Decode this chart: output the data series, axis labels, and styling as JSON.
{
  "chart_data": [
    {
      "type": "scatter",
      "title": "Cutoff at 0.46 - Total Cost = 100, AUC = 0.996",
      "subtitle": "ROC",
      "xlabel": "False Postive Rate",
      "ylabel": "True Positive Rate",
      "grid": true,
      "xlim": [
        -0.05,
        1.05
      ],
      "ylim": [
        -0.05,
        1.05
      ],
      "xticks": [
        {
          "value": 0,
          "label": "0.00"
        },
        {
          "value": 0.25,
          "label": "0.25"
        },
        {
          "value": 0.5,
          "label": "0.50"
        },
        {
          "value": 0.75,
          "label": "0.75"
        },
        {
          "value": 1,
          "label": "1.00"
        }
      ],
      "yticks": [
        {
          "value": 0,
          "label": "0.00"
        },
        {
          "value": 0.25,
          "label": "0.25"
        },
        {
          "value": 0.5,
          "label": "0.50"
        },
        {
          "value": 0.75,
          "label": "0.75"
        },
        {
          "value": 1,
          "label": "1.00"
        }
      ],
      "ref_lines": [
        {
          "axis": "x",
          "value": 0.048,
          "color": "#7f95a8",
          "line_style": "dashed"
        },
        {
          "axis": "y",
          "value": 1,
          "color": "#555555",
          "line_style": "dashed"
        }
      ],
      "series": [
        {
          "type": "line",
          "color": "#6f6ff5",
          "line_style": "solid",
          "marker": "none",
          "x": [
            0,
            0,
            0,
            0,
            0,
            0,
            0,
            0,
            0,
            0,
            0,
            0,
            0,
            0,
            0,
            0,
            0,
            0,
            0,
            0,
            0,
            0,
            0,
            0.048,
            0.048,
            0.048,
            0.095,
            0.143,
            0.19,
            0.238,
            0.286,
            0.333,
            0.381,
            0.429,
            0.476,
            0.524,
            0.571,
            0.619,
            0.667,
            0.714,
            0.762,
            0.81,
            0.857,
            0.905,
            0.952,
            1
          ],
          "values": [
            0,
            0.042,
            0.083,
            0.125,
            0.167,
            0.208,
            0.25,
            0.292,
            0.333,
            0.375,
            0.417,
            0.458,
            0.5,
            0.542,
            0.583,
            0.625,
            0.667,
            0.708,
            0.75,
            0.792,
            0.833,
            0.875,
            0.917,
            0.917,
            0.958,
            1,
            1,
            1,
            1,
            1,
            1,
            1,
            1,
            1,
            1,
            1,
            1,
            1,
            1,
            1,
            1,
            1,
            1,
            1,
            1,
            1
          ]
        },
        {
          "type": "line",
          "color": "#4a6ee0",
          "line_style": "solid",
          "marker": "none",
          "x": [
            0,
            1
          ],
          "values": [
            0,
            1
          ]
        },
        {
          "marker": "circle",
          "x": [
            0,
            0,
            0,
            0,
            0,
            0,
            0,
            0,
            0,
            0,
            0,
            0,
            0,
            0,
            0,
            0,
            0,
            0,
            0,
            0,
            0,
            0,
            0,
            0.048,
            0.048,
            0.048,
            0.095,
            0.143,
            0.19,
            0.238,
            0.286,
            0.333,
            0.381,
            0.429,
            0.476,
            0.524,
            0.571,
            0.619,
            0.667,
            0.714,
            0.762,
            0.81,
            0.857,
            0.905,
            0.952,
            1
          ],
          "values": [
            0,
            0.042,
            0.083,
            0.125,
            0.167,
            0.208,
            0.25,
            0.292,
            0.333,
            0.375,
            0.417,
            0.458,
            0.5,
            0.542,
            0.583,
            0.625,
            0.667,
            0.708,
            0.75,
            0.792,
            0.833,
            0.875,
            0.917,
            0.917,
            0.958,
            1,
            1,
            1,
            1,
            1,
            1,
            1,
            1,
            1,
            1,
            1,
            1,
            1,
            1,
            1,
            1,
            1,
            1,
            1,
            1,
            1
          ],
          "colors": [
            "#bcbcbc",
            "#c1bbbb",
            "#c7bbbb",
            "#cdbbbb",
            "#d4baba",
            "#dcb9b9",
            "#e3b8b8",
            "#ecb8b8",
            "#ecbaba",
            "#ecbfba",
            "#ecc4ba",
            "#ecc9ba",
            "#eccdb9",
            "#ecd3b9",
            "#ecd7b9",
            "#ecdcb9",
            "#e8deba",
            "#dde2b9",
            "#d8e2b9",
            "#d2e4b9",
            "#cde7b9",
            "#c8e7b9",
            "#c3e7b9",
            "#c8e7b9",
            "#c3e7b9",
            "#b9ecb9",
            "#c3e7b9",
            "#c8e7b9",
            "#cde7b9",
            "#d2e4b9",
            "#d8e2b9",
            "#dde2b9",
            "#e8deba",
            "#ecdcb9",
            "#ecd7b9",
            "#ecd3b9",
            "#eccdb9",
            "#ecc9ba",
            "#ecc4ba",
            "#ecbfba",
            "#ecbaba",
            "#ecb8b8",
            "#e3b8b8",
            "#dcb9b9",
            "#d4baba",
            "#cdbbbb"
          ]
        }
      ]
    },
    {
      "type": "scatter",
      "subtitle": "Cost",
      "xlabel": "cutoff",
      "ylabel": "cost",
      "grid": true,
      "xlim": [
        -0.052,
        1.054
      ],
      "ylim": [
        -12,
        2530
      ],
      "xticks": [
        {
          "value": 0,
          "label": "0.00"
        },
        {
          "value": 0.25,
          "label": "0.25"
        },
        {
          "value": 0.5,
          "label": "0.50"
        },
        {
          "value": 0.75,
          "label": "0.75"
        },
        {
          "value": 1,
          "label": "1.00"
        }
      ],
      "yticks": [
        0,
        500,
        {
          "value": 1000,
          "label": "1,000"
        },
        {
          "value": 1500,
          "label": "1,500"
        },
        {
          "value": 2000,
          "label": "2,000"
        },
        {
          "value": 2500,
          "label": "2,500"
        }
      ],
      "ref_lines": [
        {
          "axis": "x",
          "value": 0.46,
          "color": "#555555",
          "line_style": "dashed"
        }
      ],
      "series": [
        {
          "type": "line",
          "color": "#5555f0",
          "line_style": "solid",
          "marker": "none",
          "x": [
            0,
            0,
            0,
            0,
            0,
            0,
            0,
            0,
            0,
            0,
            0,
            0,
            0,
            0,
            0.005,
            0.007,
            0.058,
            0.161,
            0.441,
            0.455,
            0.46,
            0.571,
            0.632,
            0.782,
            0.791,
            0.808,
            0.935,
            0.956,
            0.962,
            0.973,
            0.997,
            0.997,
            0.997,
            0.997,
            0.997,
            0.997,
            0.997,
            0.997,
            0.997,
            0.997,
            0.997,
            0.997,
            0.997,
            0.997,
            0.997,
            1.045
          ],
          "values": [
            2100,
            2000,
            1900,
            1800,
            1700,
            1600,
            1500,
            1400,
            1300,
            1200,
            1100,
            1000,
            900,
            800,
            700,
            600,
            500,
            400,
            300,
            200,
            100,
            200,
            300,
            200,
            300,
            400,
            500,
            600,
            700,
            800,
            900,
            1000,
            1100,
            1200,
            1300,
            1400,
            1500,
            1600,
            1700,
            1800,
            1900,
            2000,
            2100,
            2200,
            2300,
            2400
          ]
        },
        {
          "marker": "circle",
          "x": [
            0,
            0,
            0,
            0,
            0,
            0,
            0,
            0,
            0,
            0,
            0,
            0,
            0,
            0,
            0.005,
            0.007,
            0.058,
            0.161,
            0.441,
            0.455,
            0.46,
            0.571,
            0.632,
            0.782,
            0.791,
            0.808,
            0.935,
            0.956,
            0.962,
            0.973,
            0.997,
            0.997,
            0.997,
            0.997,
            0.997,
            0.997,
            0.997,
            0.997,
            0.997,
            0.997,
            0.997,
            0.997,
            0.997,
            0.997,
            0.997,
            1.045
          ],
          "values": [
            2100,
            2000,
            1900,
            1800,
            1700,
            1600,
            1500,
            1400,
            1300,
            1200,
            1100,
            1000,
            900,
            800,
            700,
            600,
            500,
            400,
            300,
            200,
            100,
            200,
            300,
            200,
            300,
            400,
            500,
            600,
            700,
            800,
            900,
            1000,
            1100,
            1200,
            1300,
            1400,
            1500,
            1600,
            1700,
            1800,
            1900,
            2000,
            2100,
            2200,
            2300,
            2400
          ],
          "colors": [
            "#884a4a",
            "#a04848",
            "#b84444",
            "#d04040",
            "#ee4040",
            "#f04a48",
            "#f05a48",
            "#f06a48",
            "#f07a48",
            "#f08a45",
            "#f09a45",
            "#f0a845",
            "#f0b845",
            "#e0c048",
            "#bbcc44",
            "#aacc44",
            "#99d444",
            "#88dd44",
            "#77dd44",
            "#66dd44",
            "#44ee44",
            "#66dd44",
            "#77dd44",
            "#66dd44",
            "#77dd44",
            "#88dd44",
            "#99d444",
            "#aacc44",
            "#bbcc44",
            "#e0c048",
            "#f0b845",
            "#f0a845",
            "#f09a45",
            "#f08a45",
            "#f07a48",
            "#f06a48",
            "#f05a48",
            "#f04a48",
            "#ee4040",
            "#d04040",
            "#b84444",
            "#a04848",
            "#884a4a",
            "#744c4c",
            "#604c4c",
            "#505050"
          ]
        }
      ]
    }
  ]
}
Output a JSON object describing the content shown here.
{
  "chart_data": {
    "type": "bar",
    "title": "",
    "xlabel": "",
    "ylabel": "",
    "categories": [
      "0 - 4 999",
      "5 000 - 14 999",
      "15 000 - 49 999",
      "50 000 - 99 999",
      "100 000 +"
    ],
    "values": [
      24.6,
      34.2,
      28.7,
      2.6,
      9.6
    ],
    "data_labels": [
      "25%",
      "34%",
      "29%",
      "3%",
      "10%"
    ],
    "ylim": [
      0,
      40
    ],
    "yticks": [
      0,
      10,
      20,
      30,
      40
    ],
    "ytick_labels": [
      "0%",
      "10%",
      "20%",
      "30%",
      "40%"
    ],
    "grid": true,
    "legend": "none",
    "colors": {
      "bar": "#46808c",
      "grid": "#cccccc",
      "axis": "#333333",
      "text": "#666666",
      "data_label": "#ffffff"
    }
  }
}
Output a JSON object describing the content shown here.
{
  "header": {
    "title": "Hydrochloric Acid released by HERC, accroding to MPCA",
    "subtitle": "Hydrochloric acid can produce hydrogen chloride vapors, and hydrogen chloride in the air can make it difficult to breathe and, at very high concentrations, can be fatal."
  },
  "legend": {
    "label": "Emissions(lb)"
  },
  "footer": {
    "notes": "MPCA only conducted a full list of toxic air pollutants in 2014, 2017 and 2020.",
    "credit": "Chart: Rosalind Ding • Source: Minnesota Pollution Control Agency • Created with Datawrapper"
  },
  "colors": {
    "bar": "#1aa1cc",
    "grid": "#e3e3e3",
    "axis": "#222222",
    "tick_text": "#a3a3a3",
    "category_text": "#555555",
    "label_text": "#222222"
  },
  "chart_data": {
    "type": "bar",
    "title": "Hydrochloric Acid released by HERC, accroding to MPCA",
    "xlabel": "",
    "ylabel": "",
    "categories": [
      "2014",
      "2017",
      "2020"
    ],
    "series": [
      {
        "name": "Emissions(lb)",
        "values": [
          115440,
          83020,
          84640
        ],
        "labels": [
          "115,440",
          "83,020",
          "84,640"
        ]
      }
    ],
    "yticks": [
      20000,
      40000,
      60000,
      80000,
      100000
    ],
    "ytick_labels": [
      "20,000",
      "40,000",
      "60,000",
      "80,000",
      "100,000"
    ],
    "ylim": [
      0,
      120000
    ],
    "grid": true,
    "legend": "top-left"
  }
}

→ Short task
Look through the entries above for the word "xlabel". Copy every line where it shows up.

→ Task solution
      "xlabel": "False Postive Rate",
      "xlabel": "cutoff",
    "xlabel": "",
    "xlabel": "",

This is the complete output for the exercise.